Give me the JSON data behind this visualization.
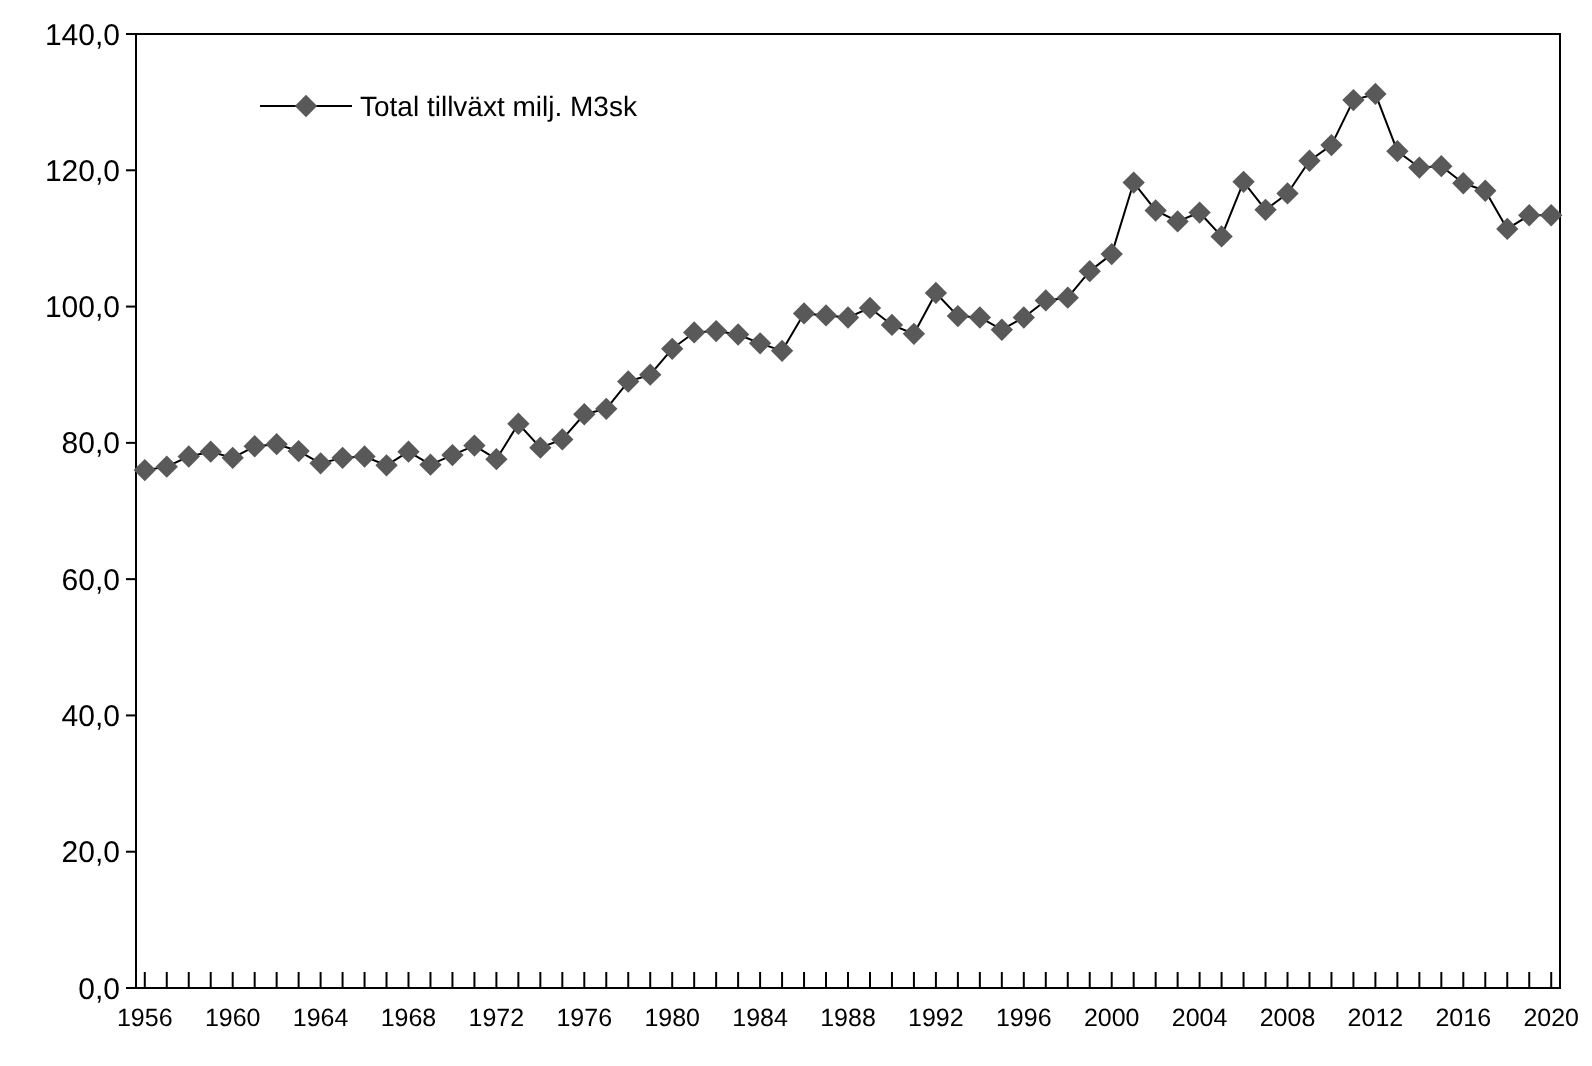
{
  "chart_data": {
    "type": "line",
    "x": [
      1956,
      1957,
      1958,
      1959,
      1960,
      1961,
      1962,
      1963,
      1964,
      1965,
      1966,
      1967,
      1968,
      1969,
      1970,
      1971,
      1972,
      1973,
      1974,
      1975,
      1976,
      1977,
      1978,
      1979,
      1980,
      1981,
      1982,
      1983,
      1984,
      1985,
      1986,
      1987,
      1988,
      1989,
      1990,
      1991,
      1992,
      1993,
      1994,
      1995,
      1996,
      1997,
      1998,
      1999,
      2000,
      2001,
      2002,
      2003,
      2004,
      2005,
      2006,
      2007,
      2008,
      2009,
      2010,
      2011,
      2012,
      2013,
      2014,
      2015,
      2016,
      2017,
      2018,
      2019,
      2020
    ],
    "series": [
      {
        "name": "Total tillväxt milj. M3sk",
        "color": "#595959",
        "values": [
          76,
          76.5,
          78,
          78.7,
          77.8,
          79.5,
          79.8,
          78.8,
          77,
          77.8,
          78,
          76.7,
          78.7,
          76.8,
          78.2,
          79.6,
          77.6,
          82.8,
          79.3,
          80.5,
          84.2,
          85,
          89,
          90,
          93.8,
          96.2,
          96.4,
          95.9,
          94.6,
          93.5,
          99,
          98.7,
          98.4,
          99.8,
          97.3,
          96,
          102,
          98.6,
          98.4,
          96.6,
          98.4,
          100.9,
          101.3,
          105.2,
          107.7,
          118.2,
          114.1,
          112.5,
          113.8,
          110.3,
          118.3,
          114.2,
          116.6,
          121.4,
          123.7,
          130.3,
          131.2,
          122.8,
          120.4,
          120.6,
          118.1,
          117,
          111.4,
          113.4,
          113.4
        ]
      }
    ],
    "xlim": [
      1955.6,
      2020.4
    ],
    "xticks": [
      {
        "value": 1956,
        "label": "1956"
      },
      {
        "value": 1957,
        "label": null
      },
      {
        "value": 1958,
        "label": null
      },
      {
        "value": 1959,
        "label": null
      },
      {
        "value": 1960,
        "label": "1960"
      },
      {
        "value": 1961,
        "label": null
      },
      {
        "value": 1962,
        "label": null
      },
      {
        "value": 1963,
        "label": null
      },
      {
        "value": 1964,
        "label": "1964"
      },
      {
        "value": 1965,
        "label": null
      },
      {
        "value": 1966,
        "label": null
      },
      {
        "value": 1967,
        "label": null
      },
      {
        "value": 1968,
        "label": "1968"
      },
      {
        "value": 1969,
        "label": null
      },
      {
        "value": 1970,
        "label": null
      },
      {
        "value": 1971,
        "label": null
      },
      {
        "value": 1972,
        "label": "1972"
      },
      {
        "value": 1973,
        "label": null
      },
      {
        "value": 1974,
        "label": null
      },
      {
        "value": 1975,
        "label": null
      },
      {
        "value": 1976,
        "label": "1976"
      },
      {
        "value": 1977,
        "label": null
      },
      {
        "value": 1978,
        "label": null
      },
      {
        "value": 1979,
        "label": null
      },
      {
        "value": 1980,
        "label": "1980"
      },
      {
        "value": 1981,
        "label": null
      },
      {
        "value": 1982,
        "label": null
      },
      {
        "value": 1983,
        "label": null
      },
      {
        "value": 1984,
        "label": "1984"
      },
      {
        "value": 1985,
        "label": null
      },
      {
        "value": 1986,
        "label": null
      },
      {
        "value": 1987,
        "label": null
      },
      {
        "value": 1988,
        "label": "1988"
      },
      {
        "value": 1989,
        "label": null
      },
      {
        "value": 1990,
        "label": null
      },
      {
        "value": 1991,
        "label": null
      },
      {
        "value": 1992,
        "label": "1992"
      },
      {
        "value": 1993,
        "label": null
      },
      {
        "value": 1994,
        "label": null
      },
      {
        "value": 1995,
        "label": null
      },
      {
        "value": 1996,
        "label": "1996"
      },
      {
        "value": 1997,
        "label": null
      },
      {
        "value": 1998,
        "label": null
      },
      {
        "value": 1999,
        "label": null
      },
      {
        "value": 2000,
        "label": "2000"
      },
      {
        "value": 2001,
        "label": null
      },
      {
        "value": 2002,
        "label": null
      },
      {
        "value": 2003,
        "label": null
      },
      {
        "value": 2004,
        "label": "2004"
      },
      {
        "value": 2005,
        "label": null
      },
      {
        "value": 2006,
        "label": null
      },
      {
        "value": 2007,
        "label": null
      },
      {
        "value": 2008,
        "label": "2008"
      },
      {
        "value": 2009,
        "label": null
      },
      {
        "value": 2010,
        "label": null
      },
      {
        "value": 2011,
        "label": null
      },
      {
        "value": 2012,
        "label": "2012"
      },
      {
        "value": 2013,
        "label": null
      },
      {
        "value": 2014,
        "label": null
      },
      {
        "value": 2015,
        "label": null
      },
      {
        "value": 2016,
        "label": "2016"
      },
      {
        "value": 2017,
        "label": null
      },
      {
        "value": 2018,
        "label": null
      },
      {
        "value": 2019,
        "label": null
      },
      {
        "value": 2020,
        "label": "2020"
      }
    ],
    "ylim": [
      0,
      140
    ],
    "yticks": [
      {
        "value": 0,
        "label": "0,0"
      },
      {
        "value": 20,
        "label": "20,0"
      },
      {
        "value": 40,
        "label": "40,0"
      },
      {
        "value": 60,
        "label": "60,0"
      },
      {
        "value": 80,
        "label": "80,0"
      },
      {
        "value": 100,
        "label": "100,0"
      },
      {
        "value": 120,
        "label": "120,0"
      },
      {
        "value": 140,
        "label": "140,0"
      }
    ],
    "grid": false,
    "legend": "top left",
    "marker": "diamond",
    "line_style": "solid"
  }
}
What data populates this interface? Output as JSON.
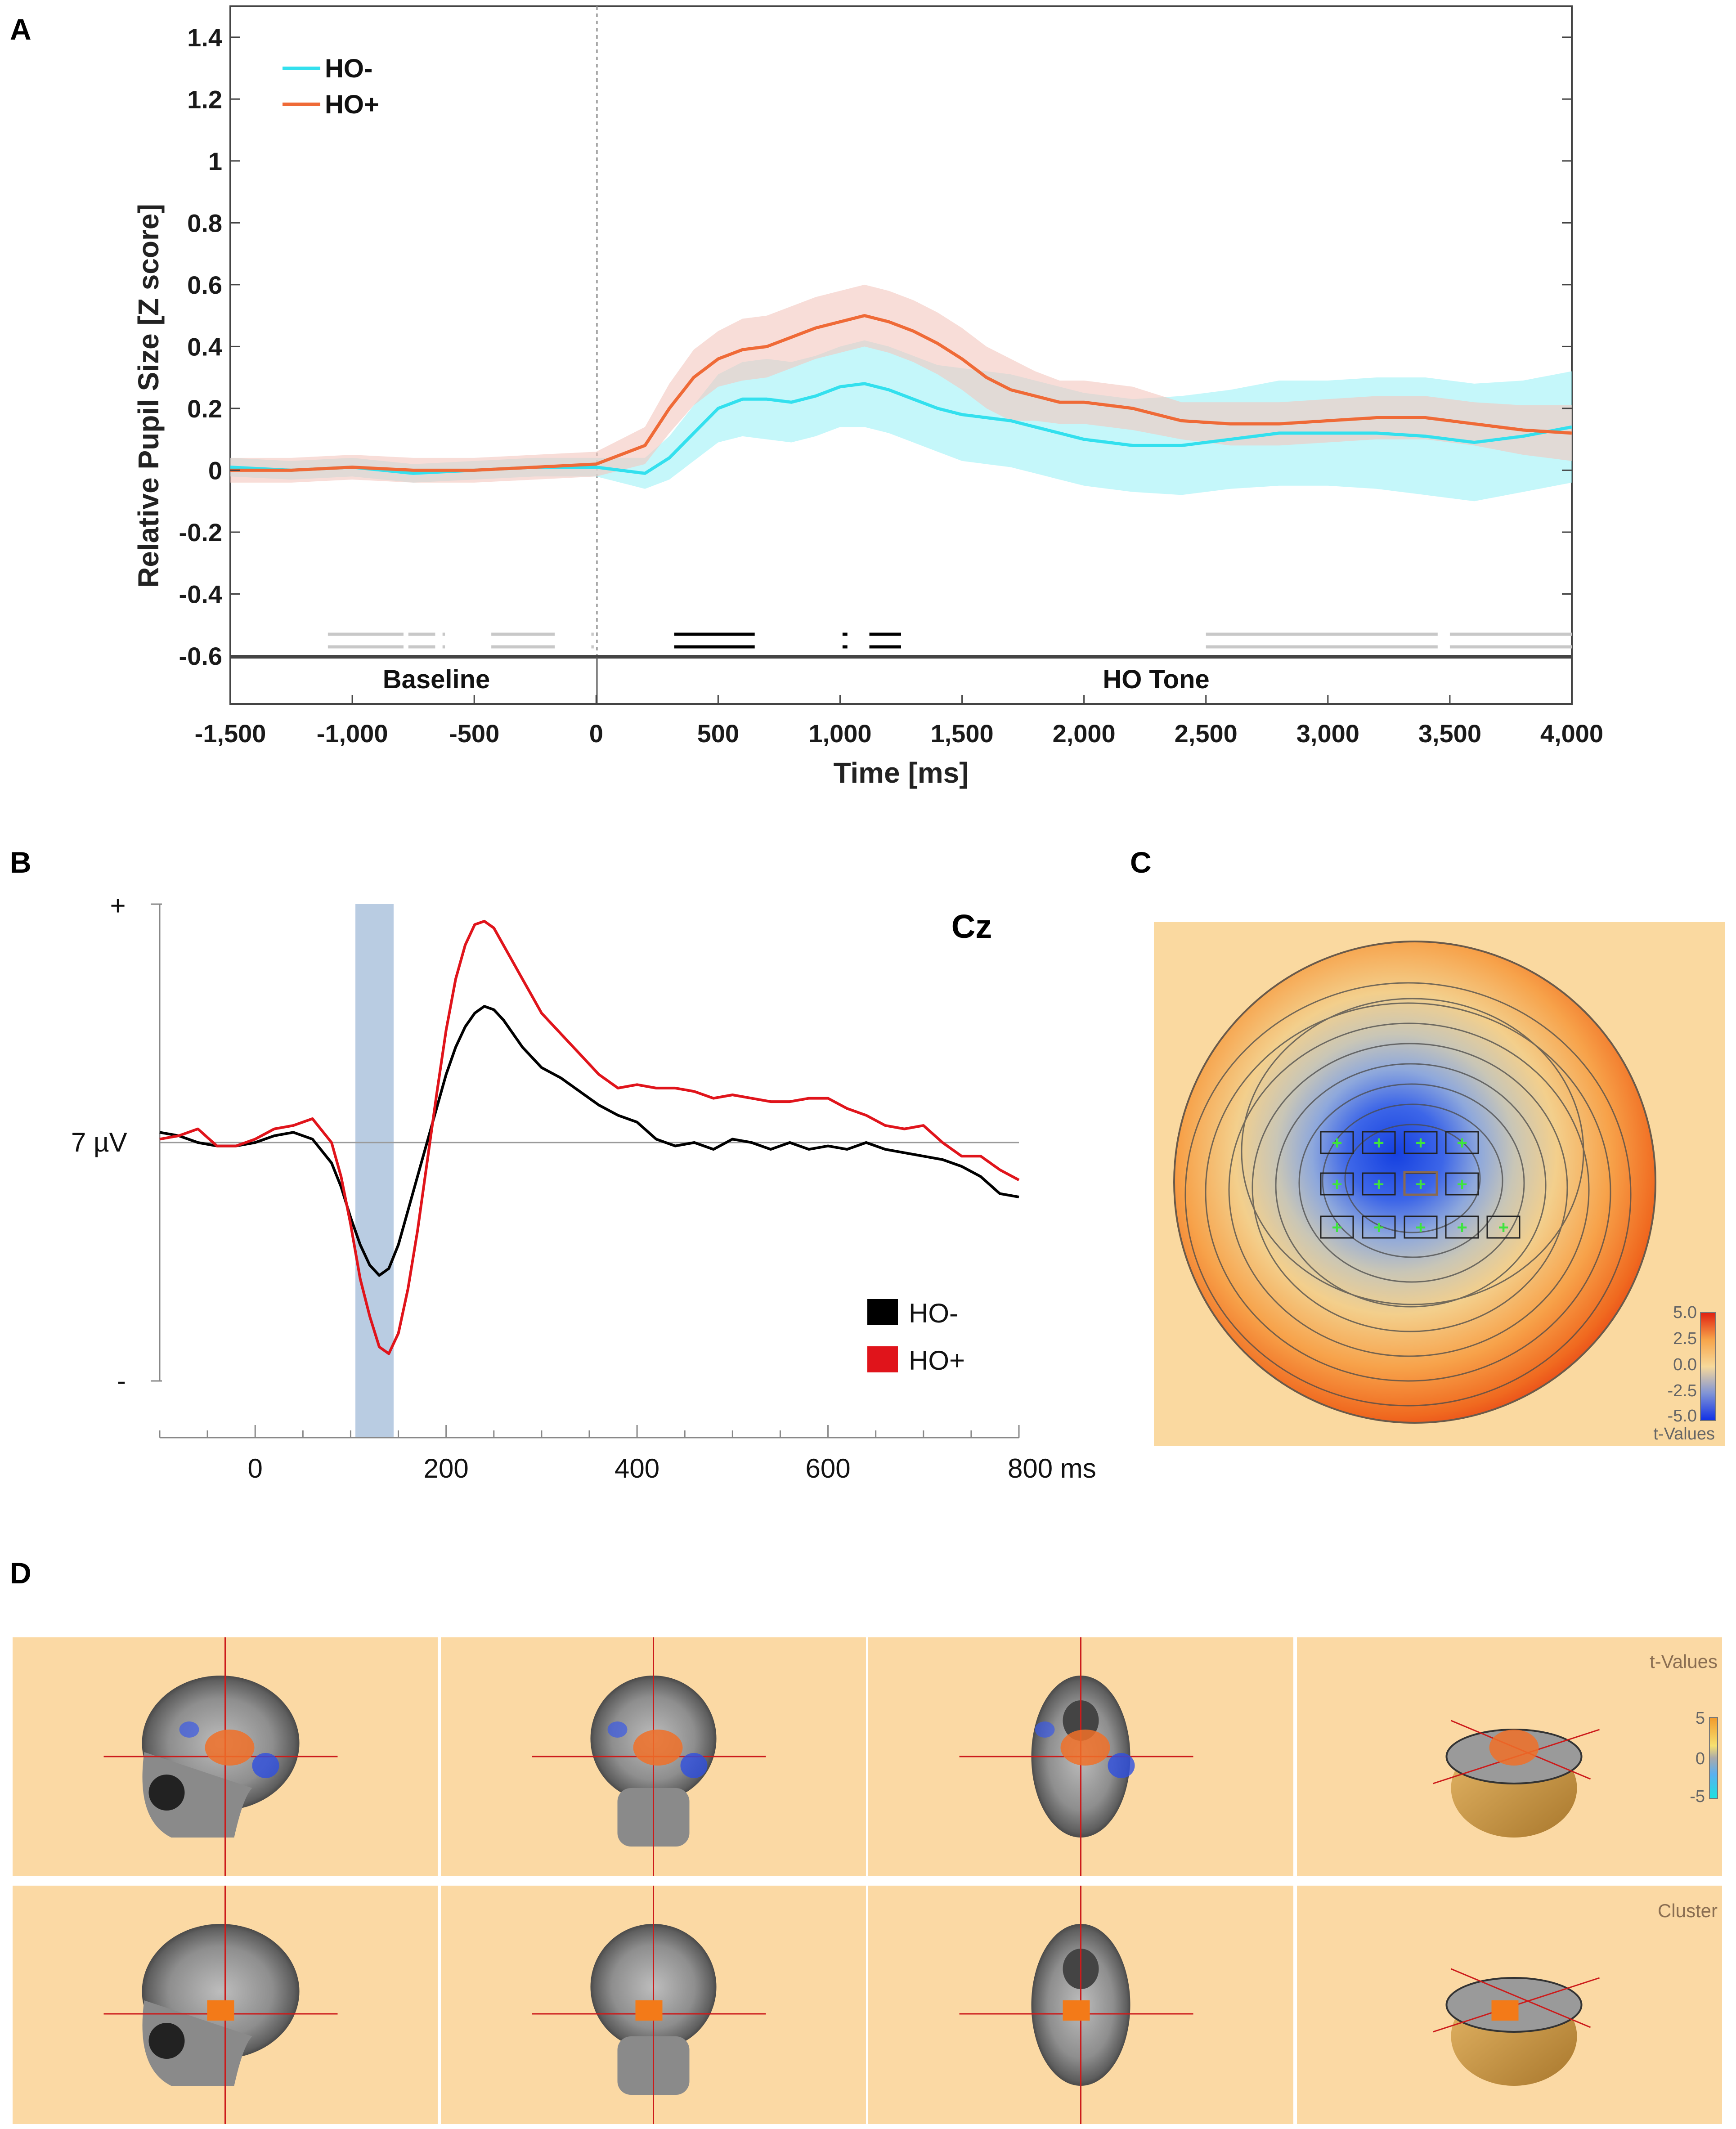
{
  "panels": {
    "A": "A",
    "B": "B",
    "C": "C",
    "D": "D"
  },
  "chart_data": [
    {
      "id": "A",
      "type": "line",
      "title": "",
      "xlabel": "Time [ms]",
      "ylabel": "Relative Pupil Size [Z score]",
      "xlim": [
        -1500,
        4000
      ],
      "ylim": [
        -0.6,
        1.5
      ],
      "xticks": [
        -1500,
        -1000,
        -500,
        0,
        500,
        1000,
        1500,
        2000,
        2500,
        3000,
        3500,
        4000
      ],
      "xtick_labels": [
        "-1,500",
        "-1,000",
        "-500",
        "0",
        "500",
        "1,000",
        "1,500",
        "2,000",
        "2,500",
        "3,000",
        "3,500",
        "4,000"
      ],
      "yticks": [
        -0.6,
        -0.4,
        -0.2,
        0,
        0.2,
        0.4,
        0.6,
        0.8,
        1,
        1.2,
        1.4
      ],
      "ytick_labels": [
        "-0.6",
        "-0.4",
        "-0.2",
        "0",
        "0.2",
        "0.4",
        "0.6",
        "0.8",
        "1",
        "1.2",
        "1.4"
      ],
      "phase_labels": [
        "Baseline",
        "HO Tone"
      ],
      "legend": "top-left",
      "x": [
        -1500,
        -1250,
        -1000,
        -750,
        -500,
        -250,
        0,
        200,
        300,
        400,
        500,
        600,
        700,
        800,
        900,
        1000,
        1100,
        1200,
        1300,
        1400,
        1500,
        1600,
        1700,
        1800,
        1900,
        2000,
        2100,
        2200,
        2400,
        2600,
        2800,
        3000,
        3200,
        3400,
        3600,
        3800,
        4000
      ],
      "series": [
        {
          "name": "HO-",
          "color": "#33e0ee",
          "band_color": "#9ff2f6",
          "values": [
            0.01,
            0.0,
            0.01,
            -0.01,
            0.0,
            0.01,
            0.01,
            -0.01,
            0.04,
            0.12,
            0.2,
            0.23,
            0.23,
            0.22,
            0.24,
            0.27,
            0.28,
            0.26,
            0.23,
            0.2,
            0.18,
            0.17,
            0.16,
            0.14,
            0.12,
            0.1,
            0.09,
            0.08,
            0.08,
            0.1,
            0.12,
            0.12,
            0.12,
            0.11,
            0.09,
            0.11,
            0.14
          ],
          "sem": [
            0.03,
            0.03,
            0.03,
            0.03,
            0.03,
            0.03,
            0.03,
            0.05,
            0.07,
            0.09,
            0.11,
            0.12,
            0.13,
            0.13,
            0.13,
            0.13,
            0.14,
            0.14,
            0.14,
            0.14,
            0.15,
            0.15,
            0.15,
            0.15,
            0.15,
            0.15,
            0.15,
            0.15,
            0.16,
            0.16,
            0.17,
            0.17,
            0.18,
            0.19,
            0.19,
            0.18,
            0.18
          ]
        },
        {
          "name": "HO+",
          "color": "#ef6a37",
          "band_color": "#f3c6be",
          "values": [
            0.0,
            0.0,
            0.01,
            0.0,
            0.0,
            0.01,
            0.02,
            0.08,
            0.2,
            0.3,
            0.36,
            0.39,
            0.4,
            0.43,
            0.46,
            0.48,
            0.5,
            0.48,
            0.45,
            0.41,
            0.36,
            0.3,
            0.26,
            0.24,
            0.22,
            0.22,
            0.21,
            0.2,
            0.16,
            0.15,
            0.15,
            0.16,
            0.17,
            0.17,
            0.15,
            0.13,
            0.12
          ],
          "sem": [
            0.04,
            0.04,
            0.04,
            0.04,
            0.04,
            0.04,
            0.04,
            0.06,
            0.08,
            0.09,
            0.09,
            0.1,
            0.1,
            0.1,
            0.1,
            0.1,
            0.1,
            0.1,
            0.1,
            0.1,
            0.1,
            0.1,
            0.1,
            0.08,
            0.07,
            0.07,
            0.07,
            0.07,
            0.06,
            0.07,
            0.07,
            0.07,
            0.07,
            0.07,
            0.07,
            0.08,
            0.09
          ]
        }
      ],
      "significance_segments_black": [
        [
          320,
          650
        ],
        [
          1010,
          1030
        ],
        [
          1120,
          1250
        ]
      ],
      "significance_segments_gray": [
        [
          -1100,
          -790
        ],
        [
          -770,
          -660
        ],
        [
          -630,
          -620
        ],
        [
          -430,
          -170
        ],
        [
          -20,
          -10
        ],
        [
          2500,
          3450
        ],
        [
          3500,
          4000
        ]
      ]
    },
    {
      "id": "B",
      "type": "line",
      "title": "Cz",
      "xlabel": "ms",
      "ylabel": "7 µV",
      "y_top_label": "+",
      "y_bottom_label": "-",
      "xlim": [
        -100,
        800
      ],
      "ylim": [
        -7,
        7
      ],
      "xticks": [
        0,
        200,
        400,
        600,
        800
      ],
      "xtick_labels": [
        "0",
        "200",
        "400",
        "600",
        "800 ms"
      ],
      "highlight_window": [
        105,
        145
      ],
      "legend": "bottom-right",
      "x": [
        -100,
        -80,
        -60,
        -40,
        -20,
        0,
        20,
        40,
        60,
        80,
        90,
        100,
        110,
        120,
        130,
        140,
        150,
        160,
        170,
        180,
        190,
        200,
        210,
        220,
        230,
        240,
        250,
        260,
        270,
        280,
        290,
        300,
        320,
        340,
        360,
        380,
        400,
        420,
        440,
        460,
        480,
        500,
        520,
        540,
        560,
        580,
        600,
        620,
        640,
        660,
        680,
        700,
        720,
        740,
        760,
        780,
        800
      ],
      "series": [
        {
          "name": "HO-",
          "color": "#000000",
          "values": [
            0.3,
            0.2,
            0.0,
            -0.1,
            -0.1,
            0.0,
            0.2,
            0.3,
            0.1,
            -0.6,
            -1.3,
            -2.2,
            -3.0,
            -3.6,
            -3.9,
            -3.7,
            -3.0,
            -2.0,
            -1.0,
            0.0,
            1.0,
            2.0,
            2.8,
            3.4,
            3.8,
            4.0,
            3.9,
            3.6,
            3.2,
            2.8,
            2.5,
            2.2,
            1.9,
            1.5,
            1.1,
            0.8,
            0.6,
            0.1,
            -0.1,
            0.0,
            -0.2,
            0.1,
            0.0,
            -0.2,
            0.0,
            -0.2,
            -0.1,
            -0.2,
            0.0,
            -0.2,
            -0.3,
            -0.4,
            -0.5,
            -0.7,
            -1.0,
            -1.5,
            -1.6
          ]
        },
        {
          "name": "HO+",
          "color": "#e0141b",
          "values": [
            0.1,
            0.2,
            0.4,
            -0.1,
            -0.1,
            0.1,
            0.4,
            0.5,
            0.7,
            0.0,
            -1.0,
            -2.4,
            -4.0,
            -5.1,
            -6.0,
            -6.2,
            -5.6,
            -4.3,
            -2.6,
            -0.6,
            1.4,
            3.3,
            4.8,
            5.8,
            6.4,
            6.5,
            6.3,
            5.8,
            5.3,
            4.8,
            4.3,
            3.8,
            3.2,
            2.6,
            2.0,
            1.6,
            1.7,
            1.6,
            1.6,
            1.5,
            1.3,
            1.4,
            1.3,
            1.2,
            1.2,
            1.3,
            1.3,
            1.0,
            0.8,
            0.5,
            0.4,
            0.5,
            0.0,
            -0.4,
            -0.4,
            -0.8,
            -1.1
          ]
        }
      ]
    }
  ],
  "panel_c": {
    "colorbar_ticks": [
      "5.0",
      "2.5",
      "0.0",
      "-2.5",
      "-5.0"
    ],
    "colorbar_label": "t-Values"
  },
  "panel_d": {
    "row_labels": [
      "t-Values",
      "Cluster"
    ],
    "colorbar_ticks": [
      "5",
      "0",
      "-5"
    ]
  }
}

--------------------------------

*Stated problem:*
Say how many lines include the word "this"; reply with the number alone.

*Expected answer:*
2